• **EXERCISE DESCRIPTION**
Recast the lines of all items as a Markdown table with the columns "Row" and "Line", leaving out any blank lines.

start RECORDS SHOWN

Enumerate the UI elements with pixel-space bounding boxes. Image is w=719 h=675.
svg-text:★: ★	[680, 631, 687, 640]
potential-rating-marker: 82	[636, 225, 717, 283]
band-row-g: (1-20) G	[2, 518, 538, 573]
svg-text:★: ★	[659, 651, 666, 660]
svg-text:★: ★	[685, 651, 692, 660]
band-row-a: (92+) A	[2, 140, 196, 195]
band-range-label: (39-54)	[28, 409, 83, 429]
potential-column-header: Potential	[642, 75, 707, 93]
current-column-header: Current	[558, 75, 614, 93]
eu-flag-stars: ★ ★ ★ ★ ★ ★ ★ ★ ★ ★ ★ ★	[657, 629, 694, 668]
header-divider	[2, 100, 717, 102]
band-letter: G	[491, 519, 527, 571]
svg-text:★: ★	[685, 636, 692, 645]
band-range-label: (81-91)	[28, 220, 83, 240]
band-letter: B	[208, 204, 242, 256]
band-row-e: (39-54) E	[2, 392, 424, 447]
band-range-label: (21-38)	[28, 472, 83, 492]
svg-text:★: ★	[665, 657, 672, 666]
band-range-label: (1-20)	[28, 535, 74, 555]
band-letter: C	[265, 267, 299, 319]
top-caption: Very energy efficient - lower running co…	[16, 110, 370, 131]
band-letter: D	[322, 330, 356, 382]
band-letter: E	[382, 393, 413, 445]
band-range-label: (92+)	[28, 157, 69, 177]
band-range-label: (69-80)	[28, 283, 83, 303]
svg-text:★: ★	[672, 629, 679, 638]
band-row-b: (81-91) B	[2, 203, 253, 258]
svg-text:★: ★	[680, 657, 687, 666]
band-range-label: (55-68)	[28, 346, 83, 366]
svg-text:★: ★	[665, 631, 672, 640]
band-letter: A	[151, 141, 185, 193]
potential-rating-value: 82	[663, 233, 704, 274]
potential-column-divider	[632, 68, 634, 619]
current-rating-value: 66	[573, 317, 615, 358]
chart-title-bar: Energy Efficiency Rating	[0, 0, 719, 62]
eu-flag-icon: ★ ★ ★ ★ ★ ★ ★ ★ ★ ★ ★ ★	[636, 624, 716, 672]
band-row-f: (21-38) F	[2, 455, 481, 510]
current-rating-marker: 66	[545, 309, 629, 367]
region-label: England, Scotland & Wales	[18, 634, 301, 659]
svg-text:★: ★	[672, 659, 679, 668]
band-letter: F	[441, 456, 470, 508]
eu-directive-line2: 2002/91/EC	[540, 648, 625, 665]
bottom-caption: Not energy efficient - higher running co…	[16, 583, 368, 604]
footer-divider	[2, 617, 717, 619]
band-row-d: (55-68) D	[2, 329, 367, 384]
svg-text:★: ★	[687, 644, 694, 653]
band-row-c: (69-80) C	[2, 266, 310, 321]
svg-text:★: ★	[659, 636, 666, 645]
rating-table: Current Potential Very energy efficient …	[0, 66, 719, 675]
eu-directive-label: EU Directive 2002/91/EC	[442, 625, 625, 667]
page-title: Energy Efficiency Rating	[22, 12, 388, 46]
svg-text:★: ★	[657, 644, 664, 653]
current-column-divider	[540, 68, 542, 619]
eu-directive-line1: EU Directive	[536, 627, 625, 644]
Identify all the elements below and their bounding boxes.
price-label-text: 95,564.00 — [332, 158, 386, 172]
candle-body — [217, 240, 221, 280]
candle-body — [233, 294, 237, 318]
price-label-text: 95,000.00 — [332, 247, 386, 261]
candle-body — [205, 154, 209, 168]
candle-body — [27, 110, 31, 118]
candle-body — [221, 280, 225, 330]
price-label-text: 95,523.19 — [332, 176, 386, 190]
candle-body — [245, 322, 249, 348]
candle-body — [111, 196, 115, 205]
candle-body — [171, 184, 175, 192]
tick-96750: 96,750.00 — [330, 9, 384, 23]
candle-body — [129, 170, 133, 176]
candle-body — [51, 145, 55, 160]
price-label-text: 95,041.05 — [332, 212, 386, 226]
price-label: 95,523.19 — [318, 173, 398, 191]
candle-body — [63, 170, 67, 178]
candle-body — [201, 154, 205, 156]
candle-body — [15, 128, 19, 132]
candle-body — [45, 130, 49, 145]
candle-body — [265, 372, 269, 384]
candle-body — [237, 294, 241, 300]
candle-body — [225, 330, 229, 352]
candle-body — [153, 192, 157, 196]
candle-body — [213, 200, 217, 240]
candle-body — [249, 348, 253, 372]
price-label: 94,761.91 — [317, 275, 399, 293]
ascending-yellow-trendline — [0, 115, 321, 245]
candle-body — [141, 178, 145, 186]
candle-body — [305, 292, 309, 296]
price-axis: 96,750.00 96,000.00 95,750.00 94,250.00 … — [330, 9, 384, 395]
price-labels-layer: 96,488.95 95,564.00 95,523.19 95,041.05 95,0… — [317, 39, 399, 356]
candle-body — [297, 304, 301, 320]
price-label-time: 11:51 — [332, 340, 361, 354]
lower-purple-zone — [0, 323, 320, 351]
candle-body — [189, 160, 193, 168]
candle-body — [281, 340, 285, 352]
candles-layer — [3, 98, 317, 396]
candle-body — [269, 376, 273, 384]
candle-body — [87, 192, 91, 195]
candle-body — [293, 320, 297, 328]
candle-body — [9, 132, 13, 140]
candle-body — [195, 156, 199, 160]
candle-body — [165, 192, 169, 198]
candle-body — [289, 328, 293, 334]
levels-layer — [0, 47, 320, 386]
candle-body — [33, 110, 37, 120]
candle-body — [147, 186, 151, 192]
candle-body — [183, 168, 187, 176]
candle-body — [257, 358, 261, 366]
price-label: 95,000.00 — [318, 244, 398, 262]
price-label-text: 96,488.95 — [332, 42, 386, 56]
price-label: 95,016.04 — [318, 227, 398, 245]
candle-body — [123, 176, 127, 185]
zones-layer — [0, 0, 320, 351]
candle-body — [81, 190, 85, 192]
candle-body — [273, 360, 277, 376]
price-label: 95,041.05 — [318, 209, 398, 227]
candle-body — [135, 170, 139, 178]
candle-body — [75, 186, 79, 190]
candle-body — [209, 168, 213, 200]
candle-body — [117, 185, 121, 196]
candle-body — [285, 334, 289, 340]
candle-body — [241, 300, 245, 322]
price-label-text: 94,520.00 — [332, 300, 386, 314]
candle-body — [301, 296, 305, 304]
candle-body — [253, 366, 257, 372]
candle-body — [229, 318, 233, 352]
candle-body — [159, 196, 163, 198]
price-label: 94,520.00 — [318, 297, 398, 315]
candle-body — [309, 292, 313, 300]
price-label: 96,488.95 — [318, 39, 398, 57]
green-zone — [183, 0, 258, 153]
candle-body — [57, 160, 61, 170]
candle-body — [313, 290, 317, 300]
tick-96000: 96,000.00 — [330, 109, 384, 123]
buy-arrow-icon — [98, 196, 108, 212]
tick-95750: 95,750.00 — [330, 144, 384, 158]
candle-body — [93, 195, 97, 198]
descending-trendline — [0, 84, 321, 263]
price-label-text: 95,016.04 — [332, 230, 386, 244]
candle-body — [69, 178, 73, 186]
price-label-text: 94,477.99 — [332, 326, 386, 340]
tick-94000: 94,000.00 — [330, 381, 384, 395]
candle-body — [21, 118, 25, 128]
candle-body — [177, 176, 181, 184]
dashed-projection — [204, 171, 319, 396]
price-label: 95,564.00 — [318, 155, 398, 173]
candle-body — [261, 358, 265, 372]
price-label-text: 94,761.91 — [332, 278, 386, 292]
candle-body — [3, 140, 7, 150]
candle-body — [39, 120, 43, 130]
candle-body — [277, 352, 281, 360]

end RECORDS SHOWN

• **THE OUTPUT**
| Row | Line |
|---|---|
| 1 | Enumerate the UI elements with pixel-space bounding boxes. Image is w=719 h=675. |
| 2 | svg-text:★: ★	[680, 631, 687, 640] |
| 3 | potential-rating-marker: 82	[636, 225, 717, 283] |
| 4 | band-row-g: (1-20) G	[2, 518, 538, 573] |
| 5 | svg-text:★: ★	[659, 651, 666, 660] |
| 6 | svg-text:★: ★	[685, 651, 692, 660] |
| 7 | band-row-a: (92+) A	[2, 140, 196, 195] |
| 8 | band-range-label: (39-54)	[28, 409, 83, 429] |
| 9 | potential-column-header: Potential	[642, 75, 707, 93] |
| 10 | current-column-header: Current	[558, 75, 614, 93] |
| 11 | eu-flag-stars: ★ ★ ★ ★ ★ ★ ★ ★ ★ ★ ★ ★	[657, 629, 694, 668] |
| 12 | header-divider	[2, 100, 717, 102] |
| 13 | band-letter: G	[491, 519, 527, 571] |
| 14 | svg-text:★: ★	[685, 636, 692, 645] |
| 15 | band-range-label: (81-91)	[28, 220, 83, 240] |
| 16 | band-letter: B	[208, 204, 242, 256] |
| 17 | band-row-e: (39-54) E	[2, 392, 424, 447] |
| 18 | band-range-label: (21-38)	[28, 472, 83, 492] |
| 19 | svg-text:★: ★	[665, 657, 672, 666] |
| 20 | band-range-label: (1-20)	[28, 535, 74, 555] |
| 21 | band-letter: C	[265, 267, 299, 319] |
| 22 | top-caption: Very energy efficient - lower running co…	[16, 110, 370, 131] |
| 23 | band-letter: D	[322, 330, 356, 382] |
| 24 | band-letter: E	[382, 393, 413, 445] |
| 25 | band-range-label: (92+)	[28, 157, 69, 177] |
| 26 | band-range-label: (69-80)	[28, 283, 83, 303] |
| 27 | svg-text:★: ★	[672, 629, 679, 638] |
| 28 | band-row-b: (81-91) B	[2, 203, 253, 258] |
| 29 | svg-text:★: ★	[680, 657, 687, 666] |
| 30 | band-range-label: (55-68)	[28, 346, 83, 366] |
| 31 | svg-text:★: ★	[665, 631, 672, 640] |
| 32 | band-letter: A	[151, 141, 185, 193] |
| 33 | potential-rating-value: 82	[663, 233, 704, 274] |
| 34 | potential-column-divider	[632, 68, 634, 619] |
| 35 | current-rating-value: 66	[573, 317, 615, 358] |
| 36 | chart-title-bar: Energy Efficiency Rating	[0, 0, 719, 62] |
| 37 | eu-flag-icon: ★ ★ ★ ★ ★ ★ ★ ★ ★ ★ ★ ★	[636, 624, 716, 672] |
| 38 | band-row-f: (21-38) F	[2, 455, 481, 510] |
| 39 | current-rating-marker: 66	[545, 309, 629, 367] |
| 40 | region-label: England, Scotland & Wales	[18, 634, 301, 659] |
| 41 | svg-text:★: ★	[672, 659, 679, 668] |
| 42 | band-letter: F	[441, 456, 470, 508] |
| 43 | eu-directive-line2: 2002/91/EC	[540, 648, 625, 665] |
| 44 | bottom-caption: Not energy efficient - higher running co…	[16, 583, 368, 604] |
| 45 | footer-divider	[2, 617, 717, 619] |
| 46 | band-row-d: (55-68) D	[2, 329, 367, 384] |
| 47 | svg-text:★: ★	[687, 644, 694, 653] |
| 48 | band-row-c: (69-80) C	[2, 266, 310, 321] |
| 49 | svg-text:★: ★	[659, 636, 666, 645] |
| 50 | rating-table: Current Potential Very energy efficient …	[0, 66, 719, 675] |
| 51 | eu-directive-label: EU Directive 2002/91/EC	[442, 625, 625, 667] |
| 52 | page-title: Energy Efficiency Rating	[22, 12, 388, 46] |
| 53 | svg-text:★: ★	[657, 644, 664, 653] |
| 54 | current-column-divider	[540, 68, 542, 619] |
| 55 | eu-directive-line1: EU Directive	[536, 627, 625, 644] |
| 56 | Identify all the elements below and their bounding boxes. |
| 57 | price-label-text: 95,564.00 — [332, 158, 386, 172] |
| 58 | candle-body — [217, 240, 221, 280] |
| 59 | candle-body — [233, 294, 237, 318] |
| 60 | price-label-text: 95,000.00 — [332, 247, 386, 261] |
| 61 | candle-body — [205, 154, 209, 168] |
| 62 | candle-body — [27, 110, 31, 118] |
| 63 | candle-body — [221, 280, 225, 330] |
| 64 | price-label-text: 95,523.19 — [332, 176, 386, 190] |
| 65 | candle-body — [245, 322, 249, 348] |
| 66 | candle-body — [111, 196, 115, 205] |
| 67 | candle-body — [171, 184, 175, 192] |
| 68 | tick-96750: 96,750.00 — [330, 9, 384, 23] |
| 69 | candle-body — [129, 170, 133, 176] |
| 70 | candle-body — [51, 145, 55, 160] |
| 71 | price-label-text: 95,041.05 — [332, 212, 386, 226] |
| 72 | price-label: 95,523.19 — [318, 173, 398, 191] |
| 73 | candle-body — [63, 170, 67, 178] |
| 74 | candle-body — [201, 154, 205, 156] |
| 75 | candle-body — [15, 128, 19, 132] |
| 76 | candle-body — [45, 130, 49, 145] |
| 77 | candle-body — [265, 372, 269, 384] |
| 78 | candle-body — [237, 294, 241, 300] |
| 79 | candle-body — [225, 330, 229, 352] |
| 80 | candle-body — [153, 192, 157, 196] |
| 81 | candle-body — [213, 200, 217, 240] |
| 82 | candle-body — [249, 348, 253, 372] |
| 83 | price-label: 94,761.91 — [317, 275, 399, 293] |
| 84 | ascending-yellow-trendline — [0, 115, 321, 245] |
| 85 | candle-body — [141, 178, 145, 186] |
| 86 | candle-body — [305, 292, 309, 296] |
| 87 | price-axis: 96,750.00 96,000.00 95,750.00 94,250.00 … — [330, 9, 384, 395] |
| 88 | price-labels-layer: 96,488.95 95,564.00 95,523.19 95,041.05 95,0… — [317, 39, 399, 356] |
| 89 | candle-body — [297, 304, 301, 320] |
| 90 | price-label-time: 11:51 — [332, 340, 361, 354] |
| 91 | lower-purple-zone — [0, 323, 320, 351] |
| 92 | candle-body — [189, 160, 193, 168] |
| 93 | candle-body — [281, 340, 285, 352] |
| 94 | candles-layer — [3, 98, 317, 396] |
| 95 | candle-body — [269, 376, 273, 384] |
| 96 | candle-body — [87, 192, 91, 195] |
| 97 | candle-body — [293, 320, 297, 328] |
| 98 | candle-body — [9, 132, 13, 140] |
| 99 | candle-body — [195, 156, 199, 160] |
| 100 | candle-body — [165, 192, 169, 198] |
| 101 | candle-body — [289, 328, 293, 334] |
| 102 | levels-layer — [0, 47, 320, 386] |
| 103 | candle-body — [33, 110, 37, 120] |
| 104 | candle-body — [147, 186, 151, 192] |
| 105 | candle-body — [183, 168, 187, 176] |
| 106 | candle-body — [257, 358, 261, 366] |
| 107 | price-label: 95,000.00 — [318, 244, 398, 262] |
| 108 | price-label-text: 96,488.95 — [332, 42, 386, 56] |
| 109 | price-label: 95,016.04 — [318, 227, 398, 245] |
| 110 | candle-body — [123, 176, 127, 185] |
| 111 | zones-layer — [0, 0, 320, 351] |
| 112 | candle-body — [81, 190, 85, 192] |
| 113 | candle-body — [273, 360, 277, 376] |
| 114 | price-label: 95,041.05 — [318, 209, 398, 227] |
| 115 | candle-body — [135, 170, 139, 178] |
| 116 | candle-body — [75, 186, 79, 190] |
| 117 | candle-body — [209, 168, 213, 200] |
| 118 | candle-body — [117, 185, 121, 196] |
| 119 | candle-body — [285, 334, 289, 340] |
| 120 | candle-body — [241, 300, 245, 322] |
| 121 | price-label-text: 94,520.00 — [332, 300, 386, 314] |
| 122 | candle-body — [301, 296, 305, 304] |
| 123 | candle-body — [253, 366, 257, 372] |
| 124 | candle-body — [229, 318, 233, 352] |
| 125 | candle-body — [159, 196, 163, 198] |
| 126 | price-label: 94,520.00 — [318, 297, 398, 315] |
| 127 | candle-body — [309, 292, 313, 300] |
| 128 | price-label: 96,488.95 — [318, 39, 398, 57] |
| 129 | green-zone — [183, 0, 258, 153] |
| 130 | candle-body — [57, 160, 61, 170] |
| 131 | candle-body — [313, 290, 317, 300] |
| 132 | tick-96000: 96,000.00 — [330, 109, 384, 123] |
| 133 | buy-arrow-icon — [98, 196, 108, 212] |
| 134 | tick-95750: 95,750.00 — [330, 144, 384, 158] |
| 135 | candle-body — [93, 195, 97, 198] |
| 136 | descending-trendline — [0, 84, 321, 263] |
| 137 | price-label-text: 95,016.04 — [332, 230, 386, 244] |
| 138 | candle-body — [69, 178, 73, 186] |
| 139 | price-label-text: 94,477.99 — [332, 326, 386, 340] |
| 140 | tick-94000: 94,000.00 — [330, 381, 384, 395] |
| 141 | candle-body — [21, 118, 25, 128] |
| 142 | candle-body — [177, 176, 181, 184] |
| 143 | dashed-projection — [204, 171, 319, 396] |
| 144 | price-label: 95,564.00 — [318, 155, 398, 173] |
| 145 | candle-body — [261, 358, 265, 372] |
| 146 | price-label-text: 94,761.91 — [332, 278, 386, 292] |
| 147 | candle-body — [3, 140, 7, 150] |
| 148 | candle-body — [39, 120, 43, 130] |
| 149 | candle-body — [277, 352, 281, 360] |